STATED EXERCISE: Starting with the line that contains "What's the underlying", copy every line through the end of the data below, exactly and with nothing added.

== DATASET RECORDS

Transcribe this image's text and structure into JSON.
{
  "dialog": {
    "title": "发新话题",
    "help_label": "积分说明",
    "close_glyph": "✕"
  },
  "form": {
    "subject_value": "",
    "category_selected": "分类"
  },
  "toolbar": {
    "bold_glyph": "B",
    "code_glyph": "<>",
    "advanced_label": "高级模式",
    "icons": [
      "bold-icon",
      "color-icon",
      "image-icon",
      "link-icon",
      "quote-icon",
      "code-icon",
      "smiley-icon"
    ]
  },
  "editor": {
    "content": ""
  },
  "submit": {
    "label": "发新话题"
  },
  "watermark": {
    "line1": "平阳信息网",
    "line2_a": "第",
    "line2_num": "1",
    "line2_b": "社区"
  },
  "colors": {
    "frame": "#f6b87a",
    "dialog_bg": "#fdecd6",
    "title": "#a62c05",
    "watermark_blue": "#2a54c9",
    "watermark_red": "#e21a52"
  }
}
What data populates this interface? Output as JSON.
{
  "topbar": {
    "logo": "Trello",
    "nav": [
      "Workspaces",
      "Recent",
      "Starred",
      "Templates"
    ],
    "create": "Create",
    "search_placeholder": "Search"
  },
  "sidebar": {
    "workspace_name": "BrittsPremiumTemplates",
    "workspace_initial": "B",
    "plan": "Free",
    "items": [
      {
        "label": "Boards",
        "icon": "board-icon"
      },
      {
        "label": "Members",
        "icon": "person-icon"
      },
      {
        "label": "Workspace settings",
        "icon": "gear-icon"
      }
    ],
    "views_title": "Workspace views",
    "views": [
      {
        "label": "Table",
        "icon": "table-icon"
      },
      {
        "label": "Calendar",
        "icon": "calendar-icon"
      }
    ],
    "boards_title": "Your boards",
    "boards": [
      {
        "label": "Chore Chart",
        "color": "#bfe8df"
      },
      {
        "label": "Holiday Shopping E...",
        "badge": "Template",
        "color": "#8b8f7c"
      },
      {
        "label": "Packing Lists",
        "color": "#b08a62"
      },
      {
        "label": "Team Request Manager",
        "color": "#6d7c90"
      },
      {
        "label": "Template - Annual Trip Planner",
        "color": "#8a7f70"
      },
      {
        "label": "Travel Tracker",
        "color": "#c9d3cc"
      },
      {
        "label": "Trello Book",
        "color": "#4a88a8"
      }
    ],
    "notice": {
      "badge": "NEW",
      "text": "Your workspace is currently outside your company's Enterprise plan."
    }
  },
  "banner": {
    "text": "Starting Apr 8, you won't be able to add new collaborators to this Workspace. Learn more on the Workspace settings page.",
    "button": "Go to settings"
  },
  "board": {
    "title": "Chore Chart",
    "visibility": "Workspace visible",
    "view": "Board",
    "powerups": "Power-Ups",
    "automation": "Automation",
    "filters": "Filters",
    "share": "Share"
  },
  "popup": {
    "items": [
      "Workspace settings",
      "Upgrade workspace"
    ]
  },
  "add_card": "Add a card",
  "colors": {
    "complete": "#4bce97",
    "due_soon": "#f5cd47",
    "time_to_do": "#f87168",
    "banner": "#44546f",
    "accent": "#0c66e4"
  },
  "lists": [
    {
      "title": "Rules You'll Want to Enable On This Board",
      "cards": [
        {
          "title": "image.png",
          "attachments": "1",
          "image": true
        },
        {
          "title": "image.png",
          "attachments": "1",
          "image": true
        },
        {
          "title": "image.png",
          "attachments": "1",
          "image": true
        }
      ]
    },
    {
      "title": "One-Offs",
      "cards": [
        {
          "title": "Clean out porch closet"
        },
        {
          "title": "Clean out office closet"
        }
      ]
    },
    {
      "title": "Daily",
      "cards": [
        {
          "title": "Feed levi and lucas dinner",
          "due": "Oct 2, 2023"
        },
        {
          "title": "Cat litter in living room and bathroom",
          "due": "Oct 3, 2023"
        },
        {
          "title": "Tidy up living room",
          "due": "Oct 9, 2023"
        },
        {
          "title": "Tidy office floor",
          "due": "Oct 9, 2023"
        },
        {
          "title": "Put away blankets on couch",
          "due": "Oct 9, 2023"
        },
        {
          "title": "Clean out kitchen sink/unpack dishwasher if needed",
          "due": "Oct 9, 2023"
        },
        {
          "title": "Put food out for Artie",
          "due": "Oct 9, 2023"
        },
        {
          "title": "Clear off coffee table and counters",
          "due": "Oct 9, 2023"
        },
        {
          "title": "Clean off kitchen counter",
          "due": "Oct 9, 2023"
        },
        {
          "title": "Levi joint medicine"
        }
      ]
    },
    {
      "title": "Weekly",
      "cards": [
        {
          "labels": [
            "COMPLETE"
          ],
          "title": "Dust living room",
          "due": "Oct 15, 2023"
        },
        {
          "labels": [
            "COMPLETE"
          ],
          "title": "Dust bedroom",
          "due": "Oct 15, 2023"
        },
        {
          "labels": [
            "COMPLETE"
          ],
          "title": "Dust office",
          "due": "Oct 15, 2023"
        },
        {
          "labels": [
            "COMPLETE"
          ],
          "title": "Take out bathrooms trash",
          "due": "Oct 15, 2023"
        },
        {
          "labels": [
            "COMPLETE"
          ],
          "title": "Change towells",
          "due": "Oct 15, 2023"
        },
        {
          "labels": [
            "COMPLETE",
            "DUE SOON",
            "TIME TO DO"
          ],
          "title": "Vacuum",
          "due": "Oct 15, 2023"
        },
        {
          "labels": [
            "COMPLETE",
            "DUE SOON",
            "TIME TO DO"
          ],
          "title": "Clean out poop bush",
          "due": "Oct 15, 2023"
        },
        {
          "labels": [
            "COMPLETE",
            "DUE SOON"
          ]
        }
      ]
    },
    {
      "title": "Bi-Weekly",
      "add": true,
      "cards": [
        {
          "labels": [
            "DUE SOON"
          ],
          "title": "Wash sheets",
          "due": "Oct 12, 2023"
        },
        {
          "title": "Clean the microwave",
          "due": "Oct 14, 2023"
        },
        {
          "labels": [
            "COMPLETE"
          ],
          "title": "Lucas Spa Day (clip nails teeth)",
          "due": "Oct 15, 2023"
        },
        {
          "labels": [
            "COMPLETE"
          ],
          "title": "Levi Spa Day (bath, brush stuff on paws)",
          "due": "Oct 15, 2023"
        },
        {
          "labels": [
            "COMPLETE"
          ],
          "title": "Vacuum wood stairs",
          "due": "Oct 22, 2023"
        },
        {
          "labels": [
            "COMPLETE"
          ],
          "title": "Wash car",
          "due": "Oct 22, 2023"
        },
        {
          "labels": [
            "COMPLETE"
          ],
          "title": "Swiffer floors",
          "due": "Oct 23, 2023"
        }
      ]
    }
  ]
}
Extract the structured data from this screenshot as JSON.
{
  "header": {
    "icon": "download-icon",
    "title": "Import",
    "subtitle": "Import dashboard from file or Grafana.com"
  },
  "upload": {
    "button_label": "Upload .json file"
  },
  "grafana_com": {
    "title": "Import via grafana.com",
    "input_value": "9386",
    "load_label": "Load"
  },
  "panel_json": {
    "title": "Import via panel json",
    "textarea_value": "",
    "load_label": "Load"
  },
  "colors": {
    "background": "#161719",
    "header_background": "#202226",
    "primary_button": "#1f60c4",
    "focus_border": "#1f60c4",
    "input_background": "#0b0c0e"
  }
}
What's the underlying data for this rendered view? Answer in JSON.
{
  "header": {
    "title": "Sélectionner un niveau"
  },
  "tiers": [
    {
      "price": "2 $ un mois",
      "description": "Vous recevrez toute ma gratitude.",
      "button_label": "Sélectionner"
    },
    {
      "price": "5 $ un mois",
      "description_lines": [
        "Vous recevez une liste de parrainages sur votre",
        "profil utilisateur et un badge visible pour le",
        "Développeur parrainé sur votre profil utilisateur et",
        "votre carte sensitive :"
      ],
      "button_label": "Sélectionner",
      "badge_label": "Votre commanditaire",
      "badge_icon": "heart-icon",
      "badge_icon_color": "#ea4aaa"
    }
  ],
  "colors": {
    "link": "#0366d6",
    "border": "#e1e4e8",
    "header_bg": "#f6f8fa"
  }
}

====

RESPONSE:
What's the underlying data for this rendered view? Answer in JSON.
{
  "header": {
    "title": "Sélectionner un niveau"
  },
  "tiers": [
    {
      "price": "2 $ un mois",
      "description": "Vous recevrez toute ma gratitude.",
      "button_label": "Sélectionner"
    },
    {
      "price": "5 $ un mois",
      "description_lines": [
        "Vous recevez une liste de parrainages sur votre",
        "profil utilisateur et un badge visible pour le",
        "Développeur parrainé sur votre profil utilisateur et",
        "votre carte sensitive :"
      ],
      "button_label": "Sélectionner",
      "badge_label": "Votre commanditaire",
      "badge_icon": "heart-icon",
      "badge_icon_color": "#ea4aaa"
    }
  ],
  "colors": {
    "link": "#0366d6",
    "border": "#e1e4e8",
    "header_bg": "#f6f8fa"
  }
}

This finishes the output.